Aim of the task —
Below are some records. Count the lines with "screenshot" in them and give nothing but the total.

==*==

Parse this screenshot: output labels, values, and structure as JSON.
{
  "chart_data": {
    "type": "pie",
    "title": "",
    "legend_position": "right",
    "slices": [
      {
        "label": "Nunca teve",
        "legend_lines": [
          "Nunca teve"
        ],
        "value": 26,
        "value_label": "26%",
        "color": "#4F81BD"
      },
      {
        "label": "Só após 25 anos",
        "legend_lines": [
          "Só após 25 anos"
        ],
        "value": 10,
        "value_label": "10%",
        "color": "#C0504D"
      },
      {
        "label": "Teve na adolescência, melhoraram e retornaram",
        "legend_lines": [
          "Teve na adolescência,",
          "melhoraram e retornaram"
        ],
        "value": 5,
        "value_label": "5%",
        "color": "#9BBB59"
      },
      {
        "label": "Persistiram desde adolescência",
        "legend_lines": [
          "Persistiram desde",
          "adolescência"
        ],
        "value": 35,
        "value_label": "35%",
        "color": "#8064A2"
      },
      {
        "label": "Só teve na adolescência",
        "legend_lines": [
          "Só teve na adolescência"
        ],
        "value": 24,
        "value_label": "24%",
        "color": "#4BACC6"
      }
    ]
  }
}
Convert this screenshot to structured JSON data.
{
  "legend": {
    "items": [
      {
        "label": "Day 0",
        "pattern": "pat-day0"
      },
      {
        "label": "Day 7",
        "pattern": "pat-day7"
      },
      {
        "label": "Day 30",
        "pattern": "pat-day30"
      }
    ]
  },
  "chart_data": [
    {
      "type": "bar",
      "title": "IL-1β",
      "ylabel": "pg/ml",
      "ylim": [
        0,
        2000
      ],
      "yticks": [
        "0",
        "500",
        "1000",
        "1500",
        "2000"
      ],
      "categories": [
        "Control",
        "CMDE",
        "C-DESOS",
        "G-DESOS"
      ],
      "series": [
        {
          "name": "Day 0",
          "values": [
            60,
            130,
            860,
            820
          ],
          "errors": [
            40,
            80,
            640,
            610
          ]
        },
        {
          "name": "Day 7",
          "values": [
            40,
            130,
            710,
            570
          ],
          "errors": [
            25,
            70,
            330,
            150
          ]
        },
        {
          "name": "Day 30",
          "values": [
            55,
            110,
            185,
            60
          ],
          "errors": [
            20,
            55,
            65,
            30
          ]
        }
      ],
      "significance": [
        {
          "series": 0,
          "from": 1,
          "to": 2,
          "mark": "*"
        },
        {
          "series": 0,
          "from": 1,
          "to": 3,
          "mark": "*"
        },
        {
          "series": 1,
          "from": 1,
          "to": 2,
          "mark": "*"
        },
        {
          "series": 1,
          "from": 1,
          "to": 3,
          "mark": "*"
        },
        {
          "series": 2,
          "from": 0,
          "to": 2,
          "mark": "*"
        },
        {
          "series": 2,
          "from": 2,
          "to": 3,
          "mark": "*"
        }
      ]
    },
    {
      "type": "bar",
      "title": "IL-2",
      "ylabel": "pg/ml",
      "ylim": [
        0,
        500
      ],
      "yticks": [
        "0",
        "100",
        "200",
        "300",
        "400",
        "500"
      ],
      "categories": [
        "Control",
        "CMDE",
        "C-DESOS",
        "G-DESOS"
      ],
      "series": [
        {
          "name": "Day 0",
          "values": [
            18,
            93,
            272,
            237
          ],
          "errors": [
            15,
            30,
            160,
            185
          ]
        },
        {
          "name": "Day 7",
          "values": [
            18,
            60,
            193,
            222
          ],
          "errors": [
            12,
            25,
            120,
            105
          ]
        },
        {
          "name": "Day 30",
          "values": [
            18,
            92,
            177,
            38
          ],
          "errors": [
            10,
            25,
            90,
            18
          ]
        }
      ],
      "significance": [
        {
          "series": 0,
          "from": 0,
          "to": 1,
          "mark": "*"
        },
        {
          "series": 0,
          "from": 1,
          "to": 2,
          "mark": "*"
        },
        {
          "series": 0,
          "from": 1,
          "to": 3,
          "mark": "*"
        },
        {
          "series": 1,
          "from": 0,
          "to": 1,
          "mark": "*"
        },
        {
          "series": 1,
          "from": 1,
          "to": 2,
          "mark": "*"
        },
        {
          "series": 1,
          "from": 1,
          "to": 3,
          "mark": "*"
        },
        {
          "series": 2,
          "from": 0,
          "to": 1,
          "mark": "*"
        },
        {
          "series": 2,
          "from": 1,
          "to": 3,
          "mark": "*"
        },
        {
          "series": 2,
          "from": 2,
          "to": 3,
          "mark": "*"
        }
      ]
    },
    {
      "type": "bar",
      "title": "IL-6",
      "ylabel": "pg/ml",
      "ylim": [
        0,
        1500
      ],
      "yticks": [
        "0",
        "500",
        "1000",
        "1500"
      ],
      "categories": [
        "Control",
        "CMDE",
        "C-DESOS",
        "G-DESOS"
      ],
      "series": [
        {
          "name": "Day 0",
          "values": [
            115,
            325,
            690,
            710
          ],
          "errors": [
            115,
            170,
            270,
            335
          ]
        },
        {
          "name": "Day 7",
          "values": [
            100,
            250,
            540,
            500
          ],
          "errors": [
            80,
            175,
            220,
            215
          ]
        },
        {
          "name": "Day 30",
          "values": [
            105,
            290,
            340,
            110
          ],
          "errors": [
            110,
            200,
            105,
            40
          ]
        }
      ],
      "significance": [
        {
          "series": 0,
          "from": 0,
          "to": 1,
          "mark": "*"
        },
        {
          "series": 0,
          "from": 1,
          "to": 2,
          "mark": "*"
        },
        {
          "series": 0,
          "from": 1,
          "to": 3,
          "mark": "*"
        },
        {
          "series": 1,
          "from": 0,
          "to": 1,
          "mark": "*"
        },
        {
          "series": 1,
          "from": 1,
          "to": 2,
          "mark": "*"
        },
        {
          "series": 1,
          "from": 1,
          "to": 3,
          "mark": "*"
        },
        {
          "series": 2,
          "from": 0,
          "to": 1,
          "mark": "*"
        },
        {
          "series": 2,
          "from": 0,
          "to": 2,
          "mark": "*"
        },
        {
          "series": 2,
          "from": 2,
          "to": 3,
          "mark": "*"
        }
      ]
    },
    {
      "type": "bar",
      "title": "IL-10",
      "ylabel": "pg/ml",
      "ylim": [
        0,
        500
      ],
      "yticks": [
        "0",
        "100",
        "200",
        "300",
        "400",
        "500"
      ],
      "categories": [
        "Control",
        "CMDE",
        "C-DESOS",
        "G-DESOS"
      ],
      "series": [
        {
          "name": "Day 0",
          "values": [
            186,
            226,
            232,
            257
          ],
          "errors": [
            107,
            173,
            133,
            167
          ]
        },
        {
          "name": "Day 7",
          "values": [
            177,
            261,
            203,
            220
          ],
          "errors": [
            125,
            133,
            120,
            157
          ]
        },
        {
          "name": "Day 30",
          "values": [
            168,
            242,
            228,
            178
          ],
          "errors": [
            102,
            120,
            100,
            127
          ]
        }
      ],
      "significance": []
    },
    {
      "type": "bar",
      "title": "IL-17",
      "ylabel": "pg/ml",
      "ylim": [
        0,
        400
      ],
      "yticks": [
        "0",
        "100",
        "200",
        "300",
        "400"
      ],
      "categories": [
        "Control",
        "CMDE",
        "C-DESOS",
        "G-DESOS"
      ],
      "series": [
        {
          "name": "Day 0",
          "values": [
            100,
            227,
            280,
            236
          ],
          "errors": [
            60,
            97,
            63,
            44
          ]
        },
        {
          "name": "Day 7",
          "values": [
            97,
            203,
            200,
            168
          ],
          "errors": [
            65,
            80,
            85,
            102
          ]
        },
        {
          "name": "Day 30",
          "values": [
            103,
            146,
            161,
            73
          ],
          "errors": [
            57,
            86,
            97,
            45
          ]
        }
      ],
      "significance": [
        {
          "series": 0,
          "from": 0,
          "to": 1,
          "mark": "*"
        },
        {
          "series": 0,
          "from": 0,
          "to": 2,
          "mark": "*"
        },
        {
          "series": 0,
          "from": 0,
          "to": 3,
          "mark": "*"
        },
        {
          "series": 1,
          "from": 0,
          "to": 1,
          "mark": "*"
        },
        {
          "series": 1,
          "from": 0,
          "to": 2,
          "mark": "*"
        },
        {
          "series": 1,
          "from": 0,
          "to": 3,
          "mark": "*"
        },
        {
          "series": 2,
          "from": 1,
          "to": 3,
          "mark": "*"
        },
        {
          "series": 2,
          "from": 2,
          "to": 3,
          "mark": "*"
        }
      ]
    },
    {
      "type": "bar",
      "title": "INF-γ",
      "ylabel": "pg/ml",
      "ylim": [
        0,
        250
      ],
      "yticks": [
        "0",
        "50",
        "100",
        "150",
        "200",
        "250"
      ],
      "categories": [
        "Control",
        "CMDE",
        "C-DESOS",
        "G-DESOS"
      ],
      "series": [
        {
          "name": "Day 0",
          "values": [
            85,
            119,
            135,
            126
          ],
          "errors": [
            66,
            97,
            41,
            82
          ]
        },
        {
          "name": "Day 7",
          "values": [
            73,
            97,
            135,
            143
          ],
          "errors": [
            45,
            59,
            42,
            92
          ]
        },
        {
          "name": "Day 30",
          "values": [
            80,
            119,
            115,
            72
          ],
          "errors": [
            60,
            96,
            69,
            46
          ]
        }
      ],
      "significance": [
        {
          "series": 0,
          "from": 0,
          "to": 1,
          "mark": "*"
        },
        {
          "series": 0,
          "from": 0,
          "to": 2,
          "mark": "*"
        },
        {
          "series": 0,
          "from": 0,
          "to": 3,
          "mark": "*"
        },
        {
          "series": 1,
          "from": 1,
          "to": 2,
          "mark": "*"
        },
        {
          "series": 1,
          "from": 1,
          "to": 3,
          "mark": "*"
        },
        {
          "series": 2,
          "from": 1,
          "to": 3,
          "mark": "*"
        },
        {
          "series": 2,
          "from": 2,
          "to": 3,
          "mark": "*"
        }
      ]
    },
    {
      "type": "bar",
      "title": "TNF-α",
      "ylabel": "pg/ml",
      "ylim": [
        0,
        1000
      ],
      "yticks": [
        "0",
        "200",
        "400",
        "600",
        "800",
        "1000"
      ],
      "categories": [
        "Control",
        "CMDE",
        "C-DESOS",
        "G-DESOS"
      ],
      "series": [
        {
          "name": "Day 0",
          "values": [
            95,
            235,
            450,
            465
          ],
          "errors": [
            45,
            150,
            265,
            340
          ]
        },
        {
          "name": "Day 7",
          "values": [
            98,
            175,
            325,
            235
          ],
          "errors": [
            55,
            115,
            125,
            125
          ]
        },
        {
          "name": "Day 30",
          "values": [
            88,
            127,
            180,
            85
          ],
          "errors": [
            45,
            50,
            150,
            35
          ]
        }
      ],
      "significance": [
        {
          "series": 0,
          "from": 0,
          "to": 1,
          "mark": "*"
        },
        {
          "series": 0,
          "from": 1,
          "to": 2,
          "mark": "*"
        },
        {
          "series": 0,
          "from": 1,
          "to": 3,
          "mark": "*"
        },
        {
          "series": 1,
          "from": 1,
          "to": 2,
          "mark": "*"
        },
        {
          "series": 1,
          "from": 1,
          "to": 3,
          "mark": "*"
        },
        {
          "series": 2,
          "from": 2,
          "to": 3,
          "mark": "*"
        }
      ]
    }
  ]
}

==*==

Complete output —
2